START DATA EXCERPTS
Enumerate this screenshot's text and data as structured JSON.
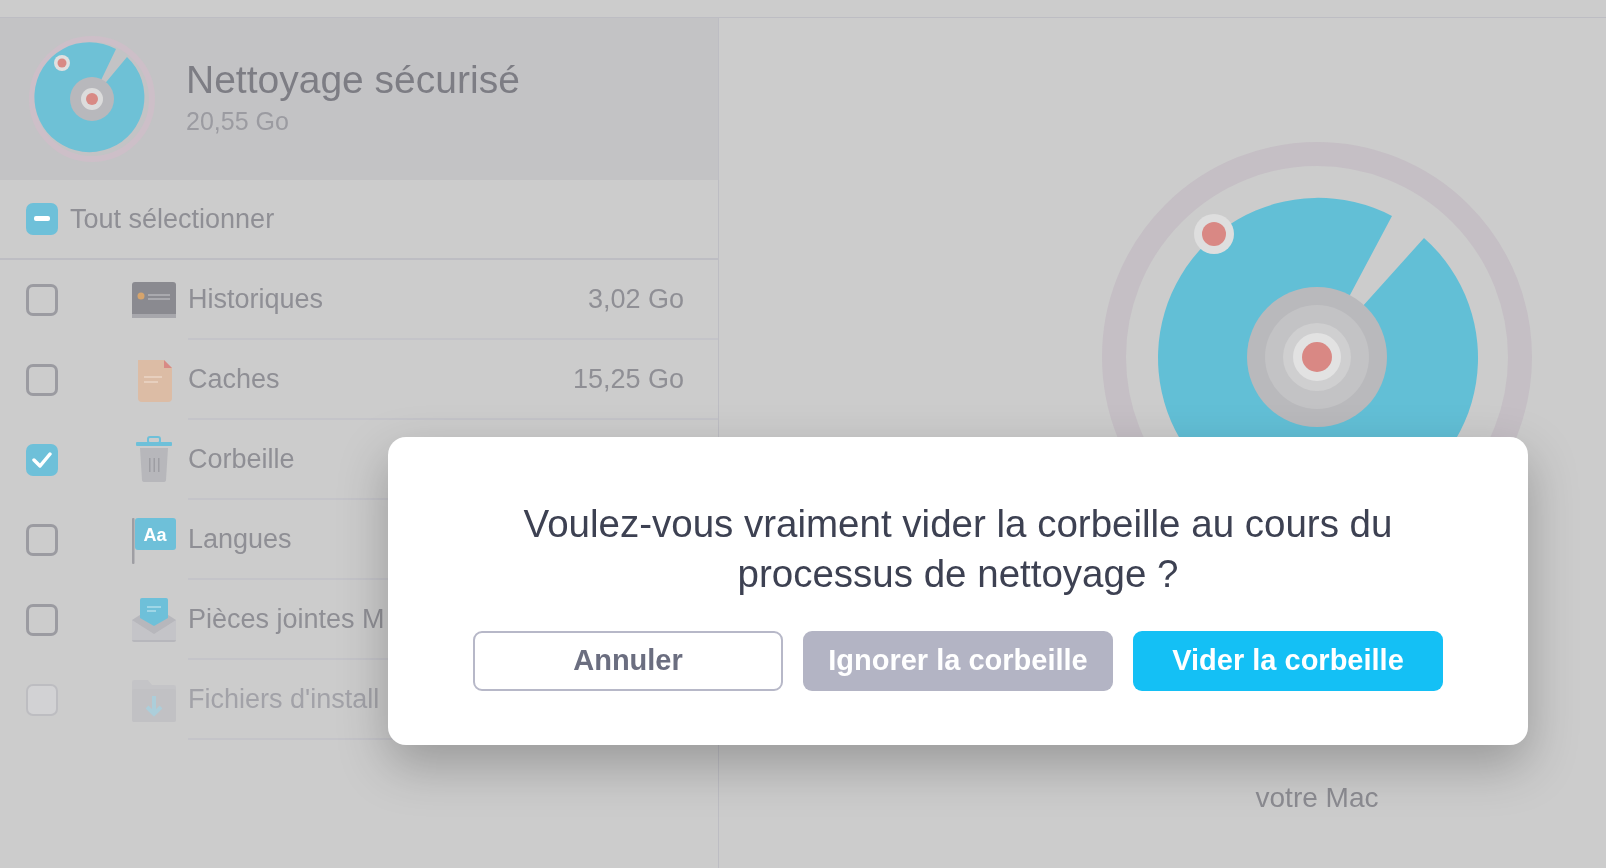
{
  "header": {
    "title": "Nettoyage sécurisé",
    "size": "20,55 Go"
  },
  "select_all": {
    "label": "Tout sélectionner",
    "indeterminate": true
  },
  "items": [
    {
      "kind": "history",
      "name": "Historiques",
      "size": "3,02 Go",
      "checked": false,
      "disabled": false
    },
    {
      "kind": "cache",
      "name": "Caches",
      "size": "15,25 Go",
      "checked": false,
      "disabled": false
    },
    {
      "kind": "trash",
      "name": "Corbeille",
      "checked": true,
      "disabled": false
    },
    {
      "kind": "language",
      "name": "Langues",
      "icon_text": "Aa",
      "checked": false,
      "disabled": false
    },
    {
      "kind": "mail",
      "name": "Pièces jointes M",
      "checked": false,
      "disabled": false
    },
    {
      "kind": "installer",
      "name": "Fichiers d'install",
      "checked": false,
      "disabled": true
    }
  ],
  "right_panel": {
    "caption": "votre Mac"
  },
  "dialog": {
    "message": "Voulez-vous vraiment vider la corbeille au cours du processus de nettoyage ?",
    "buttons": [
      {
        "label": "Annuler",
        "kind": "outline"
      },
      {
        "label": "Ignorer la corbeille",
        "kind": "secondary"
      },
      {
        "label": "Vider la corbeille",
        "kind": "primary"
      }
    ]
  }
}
END DATA EXCERPTS
▶ **EXERCISE DESCRIPTION**
Set the pictures aside and transcribe the data above exactly.

▶ **TASK ANSWER**
Enumerate this screenshot's text and data as structured JSON.
{
  "header": {
    "title": "Nettoyage sécurisé",
    "size": "20,55 Go"
  },
  "select_all": {
    "label": "Tout sélectionner",
    "indeterminate": true
  },
  "items": [
    {
      "kind": "history",
      "name": "Historiques",
      "size": "3,02 Go",
      "checked": false,
      "disabled": false
    },
    {
      "kind": "cache",
      "name": "Caches",
      "size": "15,25 Go",
      "checked": false,
      "disabled": false
    },
    {
      "kind": "trash",
      "name": "Corbeille",
      "checked": true,
      "disabled": false
    },
    {
      "kind": "language",
      "name": "Langues",
      "icon_text": "Aa",
      "checked": false,
      "disabled": false
    },
    {
      "kind": "mail",
      "name": "Pièces jointes M",
      "checked": false,
      "disabled": false
    },
    {
      "kind": "installer",
      "name": "Fichiers d'install",
      "checked": false,
      "disabled": true
    }
  ],
  "right_panel": {
    "caption": "votre Mac"
  },
  "dialog": {
    "message": "Voulez-vous vraiment vider la corbeille au cours du processus de nettoyage ?",
    "buttons": [
      {
        "label": "Annuler",
        "kind": "outline"
      },
      {
        "label": "Ignorer la corbeille",
        "kind": "secondary"
      },
      {
        "label": "Vider la corbeille",
        "kind": "primary"
      }
    ]
  }
}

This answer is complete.